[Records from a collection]
####################
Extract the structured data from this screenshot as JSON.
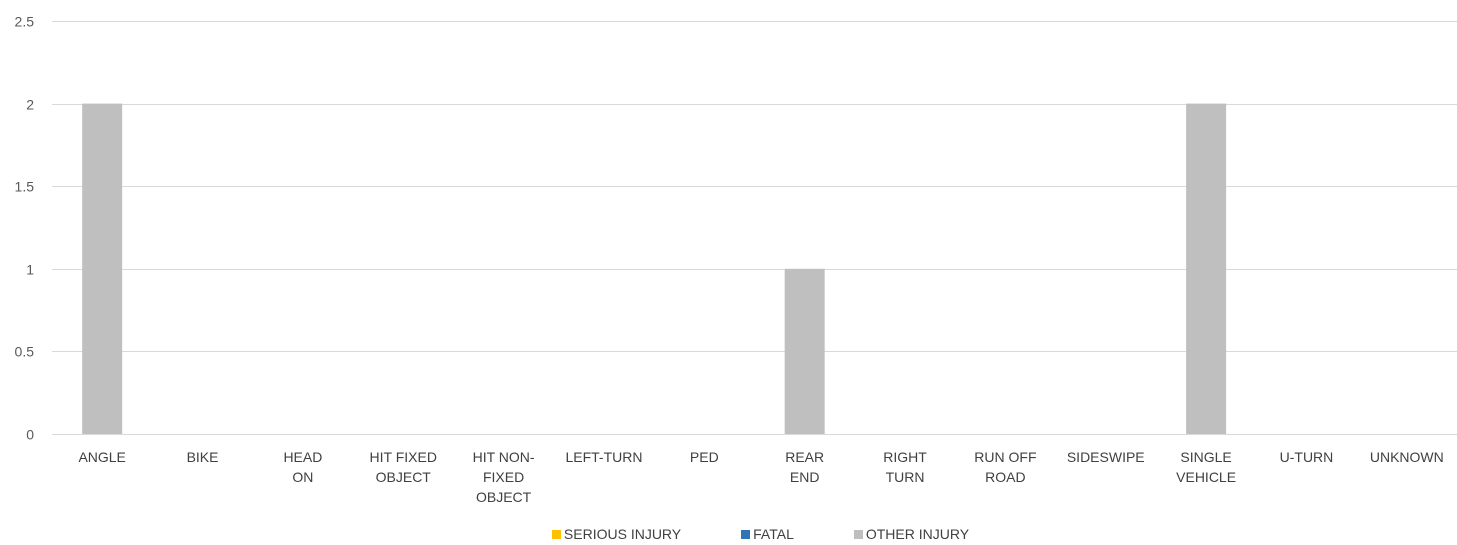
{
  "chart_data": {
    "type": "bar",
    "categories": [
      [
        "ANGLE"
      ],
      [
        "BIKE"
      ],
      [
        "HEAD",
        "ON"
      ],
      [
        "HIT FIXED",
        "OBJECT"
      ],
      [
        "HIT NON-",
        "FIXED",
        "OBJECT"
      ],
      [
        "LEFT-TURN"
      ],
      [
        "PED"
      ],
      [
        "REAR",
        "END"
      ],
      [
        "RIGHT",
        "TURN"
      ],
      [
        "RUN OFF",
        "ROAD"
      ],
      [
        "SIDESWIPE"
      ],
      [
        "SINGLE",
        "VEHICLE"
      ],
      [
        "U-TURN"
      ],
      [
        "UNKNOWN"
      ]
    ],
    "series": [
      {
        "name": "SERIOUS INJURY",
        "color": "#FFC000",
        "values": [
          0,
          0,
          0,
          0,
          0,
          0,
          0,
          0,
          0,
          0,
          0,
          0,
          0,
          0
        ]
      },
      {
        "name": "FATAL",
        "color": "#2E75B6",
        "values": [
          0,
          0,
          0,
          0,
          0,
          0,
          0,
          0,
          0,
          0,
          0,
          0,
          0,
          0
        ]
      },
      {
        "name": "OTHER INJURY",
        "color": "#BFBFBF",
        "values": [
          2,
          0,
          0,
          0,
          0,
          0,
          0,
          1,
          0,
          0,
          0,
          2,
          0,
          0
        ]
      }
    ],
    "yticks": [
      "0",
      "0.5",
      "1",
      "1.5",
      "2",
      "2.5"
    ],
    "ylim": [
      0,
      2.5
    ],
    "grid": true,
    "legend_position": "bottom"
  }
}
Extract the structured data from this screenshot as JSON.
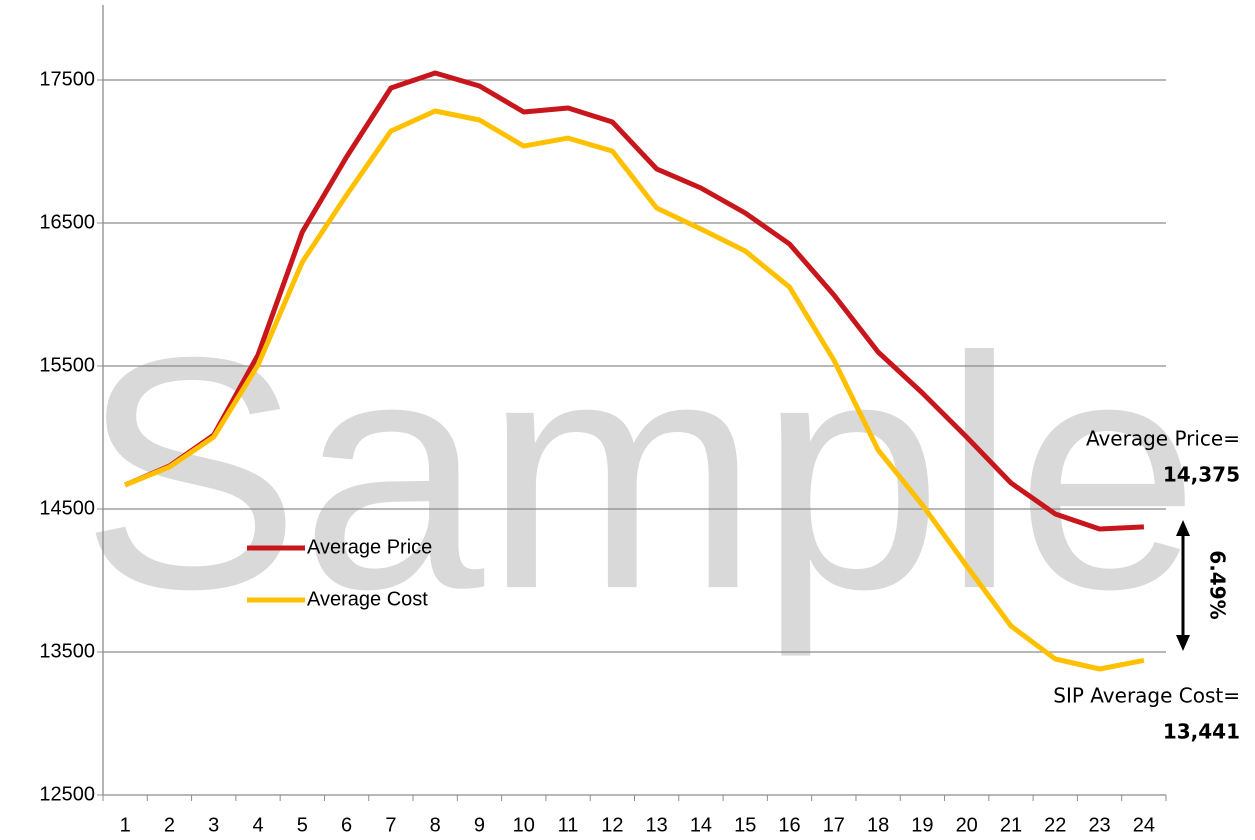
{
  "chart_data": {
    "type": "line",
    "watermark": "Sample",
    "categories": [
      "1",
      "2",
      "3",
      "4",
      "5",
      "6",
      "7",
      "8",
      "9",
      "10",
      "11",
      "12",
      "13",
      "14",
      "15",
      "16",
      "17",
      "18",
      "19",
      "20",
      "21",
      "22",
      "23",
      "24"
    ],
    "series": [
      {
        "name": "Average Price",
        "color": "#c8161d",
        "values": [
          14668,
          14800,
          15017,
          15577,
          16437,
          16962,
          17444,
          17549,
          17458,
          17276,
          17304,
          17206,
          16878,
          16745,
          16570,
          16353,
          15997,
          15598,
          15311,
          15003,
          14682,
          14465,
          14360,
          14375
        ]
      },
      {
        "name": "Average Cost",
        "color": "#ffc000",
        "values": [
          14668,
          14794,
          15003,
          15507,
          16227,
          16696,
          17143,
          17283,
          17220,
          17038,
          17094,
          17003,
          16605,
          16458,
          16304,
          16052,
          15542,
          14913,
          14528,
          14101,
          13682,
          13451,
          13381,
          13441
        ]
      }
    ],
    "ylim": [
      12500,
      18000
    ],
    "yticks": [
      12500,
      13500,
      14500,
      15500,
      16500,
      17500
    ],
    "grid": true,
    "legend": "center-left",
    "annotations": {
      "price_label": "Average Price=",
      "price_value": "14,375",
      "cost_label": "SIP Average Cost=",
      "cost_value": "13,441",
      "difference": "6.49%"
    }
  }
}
####################
Copy the material above exactly and drop the pictures.

» **ANSWER TO THIS EXERCISE**
Extract the structured data from this screenshot as JSON.
{
  "chart_data": {
    "type": "bar",
    "categories": [
      [
        "ANGLE"
      ],
      [
        "BIKE"
      ],
      [
        "HEAD",
        "ON"
      ],
      [
        "HIT FIXED",
        "OBJECT"
      ],
      [
        "HIT NON-",
        "FIXED",
        "OBJECT"
      ],
      [
        "LEFT-TURN"
      ],
      [
        "PED"
      ],
      [
        "REAR",
        "END"
      ],
      [
        "RIGHT",
        "TURN"
      ],
      [
        "RUN OFF",
        "ROAD"
      ],
      [
        "SIDESWIPE"
      ],
      [
        "SINGLE",
        "VEHICLE"
      ],
      [
        "U-TURN"
      ],
      [
        "UNKNOWN"
      ]
    ],
    "series": [
      {
        "name": "SERIOUS INJURY",
        "color": "#FFC000",
        "values": [
          0,
          0,
          0,
          0,
          0,
          0,
          0,
          0,
          0,
          0,
          0,
          0,
          0,
          0
        ]
      },
      {
        "name": "FATAL",
        "color": "#2E75B6",
        "values": [
          0,
          0,
          0,
          0,
          0,
          0,
          0,
          0,
          0,
          0,
          0,
          0,
          0,
          0
        ]
      },
      {
        "name": "OTHER INJURY",
        "color": "#BFBFBF",
        "values": [
          2,
          0,
          0,
          0,
          0,
          0,
          0,
          1,
          0,
          0,
          0,
          2,
          0,
          0
        ]
      }
    ],
    "yticks": [
      "0",
      "0.5",
      "1",
      "1.5",
      "2",
      "2.5"
    ],
    "ylim": [
      0,
      2.5
    ],
    "grid": true,
    "legend_position": "bottom"
  }
}
Extract the structured data from this screenshot as JSON.
{
  "chart_data": {
    "type": "line",
    "watermark": "Sample",
    "categories": [
      "1",
      "2",
      "3",
      "4",
      "5",
      "6",
      "7",
      "8",
      "9",
      "10",
      "11",
      "12",
      "13",
      "14",
      "15",
      "16",
      "17",
      "18",
      "19",
      "20",
      "21",
      "22",
      "23",
      "24"
    ],
    "series": [
      {
        "name": "Average Price",
        "color": "#c8161d",
        "values": [
          14668,
          14800,
          15017,
          15577,
          16437,
          16962,
          17444,
          17549,
          17458,
          17276,
          17304,
          17206,
          16878,
          16745,
          16570,
          16353,
          15997,
          15598,
          15311,
          15003,
          14682,
          14465,
          14360,
          14375
        ]
      },
      {
        "name": "Average Cost",
        "color": "#ffc000",
        "values": [
          14668,
          14794,
          15003,
          15507,
          16227,
          16696,
          17143,
          17283,
          17220,
          17038,
          17094,
          17003,
          16605,
          16458,
          16304,
          16052,
          15542,
          14913,
          14528,
          14101,
          13682,
          13451,
          13381,
          13441
        ]
      }
    ],
    "ylim": [
      12500,
      18000
    ],
    "yticks": [
      12500,
      13500,
      14500,
      15500,
      16500,
      17500
    ],
    "grid": true,
    "legend": "center-left",
    "annotations": {
      "price_label": "Average Price=",
      "price_value": "14,375",
      "cost_label": "SIP Average Cost=",
      "cost_value": "13,441",
      "difference": "6.49%"
    }
  }
}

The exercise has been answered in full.